## THE TASK
Copy out all lines of the records in which the word "name" appears.

== == ==

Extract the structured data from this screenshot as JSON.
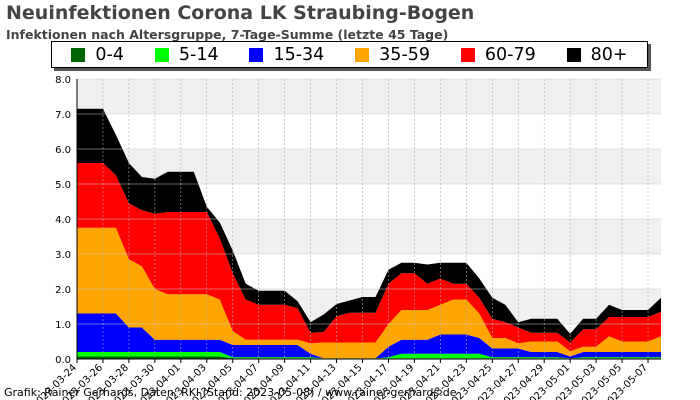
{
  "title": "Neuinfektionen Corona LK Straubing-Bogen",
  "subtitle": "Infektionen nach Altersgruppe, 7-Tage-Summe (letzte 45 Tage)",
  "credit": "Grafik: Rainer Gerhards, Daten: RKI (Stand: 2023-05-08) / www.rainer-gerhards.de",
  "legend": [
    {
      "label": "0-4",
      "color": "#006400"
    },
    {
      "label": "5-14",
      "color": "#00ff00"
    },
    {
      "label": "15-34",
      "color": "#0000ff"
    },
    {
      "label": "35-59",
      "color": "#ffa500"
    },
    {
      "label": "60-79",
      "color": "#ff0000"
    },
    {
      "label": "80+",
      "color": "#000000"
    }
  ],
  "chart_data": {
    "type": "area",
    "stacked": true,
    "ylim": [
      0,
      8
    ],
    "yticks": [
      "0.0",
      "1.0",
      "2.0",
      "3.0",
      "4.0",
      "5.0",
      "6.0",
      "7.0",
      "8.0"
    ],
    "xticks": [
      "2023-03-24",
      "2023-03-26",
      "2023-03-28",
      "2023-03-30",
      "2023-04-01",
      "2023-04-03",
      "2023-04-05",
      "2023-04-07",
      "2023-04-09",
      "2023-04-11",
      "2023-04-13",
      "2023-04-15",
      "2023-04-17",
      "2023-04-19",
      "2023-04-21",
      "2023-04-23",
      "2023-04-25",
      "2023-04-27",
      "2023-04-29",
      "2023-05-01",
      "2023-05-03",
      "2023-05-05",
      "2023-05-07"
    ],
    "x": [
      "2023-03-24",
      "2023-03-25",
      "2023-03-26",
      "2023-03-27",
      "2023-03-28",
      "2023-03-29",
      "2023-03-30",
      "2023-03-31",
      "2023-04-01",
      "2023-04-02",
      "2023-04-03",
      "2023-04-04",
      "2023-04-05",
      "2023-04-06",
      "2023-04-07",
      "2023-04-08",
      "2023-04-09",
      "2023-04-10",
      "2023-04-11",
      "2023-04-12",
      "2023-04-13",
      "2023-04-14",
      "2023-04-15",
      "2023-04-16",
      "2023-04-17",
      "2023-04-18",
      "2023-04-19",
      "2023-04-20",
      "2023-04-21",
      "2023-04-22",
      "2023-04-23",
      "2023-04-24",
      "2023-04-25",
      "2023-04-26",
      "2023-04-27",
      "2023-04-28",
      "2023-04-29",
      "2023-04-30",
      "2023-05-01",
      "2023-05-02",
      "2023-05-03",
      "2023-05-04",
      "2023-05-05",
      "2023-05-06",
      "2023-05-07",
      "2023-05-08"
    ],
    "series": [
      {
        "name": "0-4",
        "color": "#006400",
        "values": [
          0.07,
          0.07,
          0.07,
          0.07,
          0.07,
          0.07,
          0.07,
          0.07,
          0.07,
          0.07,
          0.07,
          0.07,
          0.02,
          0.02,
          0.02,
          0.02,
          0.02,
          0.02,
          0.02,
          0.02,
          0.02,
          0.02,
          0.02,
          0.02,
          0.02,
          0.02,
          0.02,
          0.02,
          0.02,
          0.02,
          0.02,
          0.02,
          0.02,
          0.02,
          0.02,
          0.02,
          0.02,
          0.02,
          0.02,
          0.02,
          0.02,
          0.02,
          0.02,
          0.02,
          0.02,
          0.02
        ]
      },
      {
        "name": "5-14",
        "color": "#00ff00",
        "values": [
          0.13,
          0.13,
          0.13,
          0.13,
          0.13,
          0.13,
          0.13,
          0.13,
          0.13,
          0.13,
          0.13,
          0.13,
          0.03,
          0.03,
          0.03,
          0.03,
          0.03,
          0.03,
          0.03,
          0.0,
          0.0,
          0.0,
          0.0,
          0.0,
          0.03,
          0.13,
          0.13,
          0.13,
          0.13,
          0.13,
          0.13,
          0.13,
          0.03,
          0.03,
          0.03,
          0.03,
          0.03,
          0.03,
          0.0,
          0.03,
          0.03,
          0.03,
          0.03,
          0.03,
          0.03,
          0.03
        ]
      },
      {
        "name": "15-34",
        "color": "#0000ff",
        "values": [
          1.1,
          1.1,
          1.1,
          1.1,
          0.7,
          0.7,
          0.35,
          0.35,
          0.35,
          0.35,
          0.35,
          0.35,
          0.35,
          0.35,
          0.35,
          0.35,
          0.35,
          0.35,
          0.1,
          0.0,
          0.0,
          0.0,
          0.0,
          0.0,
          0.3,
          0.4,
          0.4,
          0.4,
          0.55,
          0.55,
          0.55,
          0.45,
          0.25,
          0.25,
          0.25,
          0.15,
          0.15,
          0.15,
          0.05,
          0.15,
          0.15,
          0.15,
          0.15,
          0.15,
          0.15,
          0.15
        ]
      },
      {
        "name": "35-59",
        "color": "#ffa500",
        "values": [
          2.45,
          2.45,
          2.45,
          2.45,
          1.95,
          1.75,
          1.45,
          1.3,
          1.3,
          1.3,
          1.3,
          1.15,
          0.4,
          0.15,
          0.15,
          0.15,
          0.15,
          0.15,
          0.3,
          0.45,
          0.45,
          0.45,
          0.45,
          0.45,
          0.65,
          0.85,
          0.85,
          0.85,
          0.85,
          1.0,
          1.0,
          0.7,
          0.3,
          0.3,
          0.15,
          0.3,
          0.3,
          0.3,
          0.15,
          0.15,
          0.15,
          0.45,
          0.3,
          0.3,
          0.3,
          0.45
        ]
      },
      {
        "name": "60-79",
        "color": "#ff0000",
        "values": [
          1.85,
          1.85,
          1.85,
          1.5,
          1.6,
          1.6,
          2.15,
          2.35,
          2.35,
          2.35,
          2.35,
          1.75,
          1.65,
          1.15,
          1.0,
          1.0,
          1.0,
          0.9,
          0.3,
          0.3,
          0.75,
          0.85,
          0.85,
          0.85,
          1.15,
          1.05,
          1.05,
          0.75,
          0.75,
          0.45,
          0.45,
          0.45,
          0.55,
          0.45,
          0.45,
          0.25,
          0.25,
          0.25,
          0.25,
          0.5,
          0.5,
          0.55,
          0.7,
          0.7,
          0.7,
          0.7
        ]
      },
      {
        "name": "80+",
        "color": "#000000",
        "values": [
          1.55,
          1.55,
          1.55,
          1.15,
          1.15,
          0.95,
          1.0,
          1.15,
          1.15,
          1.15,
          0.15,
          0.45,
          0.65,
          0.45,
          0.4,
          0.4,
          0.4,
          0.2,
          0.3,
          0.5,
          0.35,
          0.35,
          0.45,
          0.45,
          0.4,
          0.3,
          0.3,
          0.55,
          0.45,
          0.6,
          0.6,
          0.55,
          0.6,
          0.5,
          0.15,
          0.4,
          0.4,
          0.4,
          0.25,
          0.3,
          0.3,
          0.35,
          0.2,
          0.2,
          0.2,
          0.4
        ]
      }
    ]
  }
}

== == ==

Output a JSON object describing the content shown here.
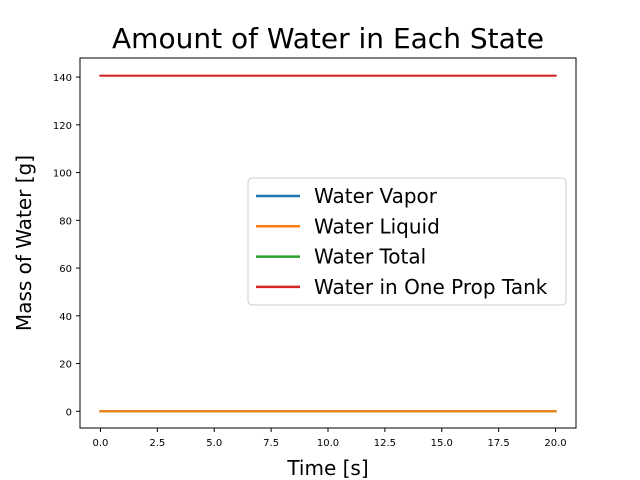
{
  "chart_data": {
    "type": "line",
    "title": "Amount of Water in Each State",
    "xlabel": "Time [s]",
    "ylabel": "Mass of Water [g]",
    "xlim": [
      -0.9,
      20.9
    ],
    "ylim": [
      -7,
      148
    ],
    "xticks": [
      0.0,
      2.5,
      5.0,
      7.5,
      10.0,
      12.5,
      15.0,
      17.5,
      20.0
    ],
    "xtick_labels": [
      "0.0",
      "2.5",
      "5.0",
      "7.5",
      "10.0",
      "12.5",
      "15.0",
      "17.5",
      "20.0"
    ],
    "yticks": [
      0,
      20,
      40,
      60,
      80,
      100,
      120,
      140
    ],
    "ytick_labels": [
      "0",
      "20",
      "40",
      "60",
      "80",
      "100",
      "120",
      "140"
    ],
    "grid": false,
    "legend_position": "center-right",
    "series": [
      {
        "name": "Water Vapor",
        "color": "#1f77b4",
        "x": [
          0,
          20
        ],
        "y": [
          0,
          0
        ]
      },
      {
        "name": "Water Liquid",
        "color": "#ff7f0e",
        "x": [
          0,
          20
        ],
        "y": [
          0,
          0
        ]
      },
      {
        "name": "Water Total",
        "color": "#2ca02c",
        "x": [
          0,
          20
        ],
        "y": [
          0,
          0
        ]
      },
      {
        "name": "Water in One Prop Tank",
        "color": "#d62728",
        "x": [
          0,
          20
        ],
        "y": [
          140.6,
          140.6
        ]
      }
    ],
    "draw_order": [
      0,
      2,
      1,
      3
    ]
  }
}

== == ==

## ANSWER
        "name": "0-4",
        "name": "5-14",
        "name": "15-34",
        "name": "35-59",
        "name": "60-79",
        "name": "80+",
        "name": "Water Vapor",
        "name": "Water Liquid",
        "name": "Water Total",
        "name": "Water in One Prop Tank",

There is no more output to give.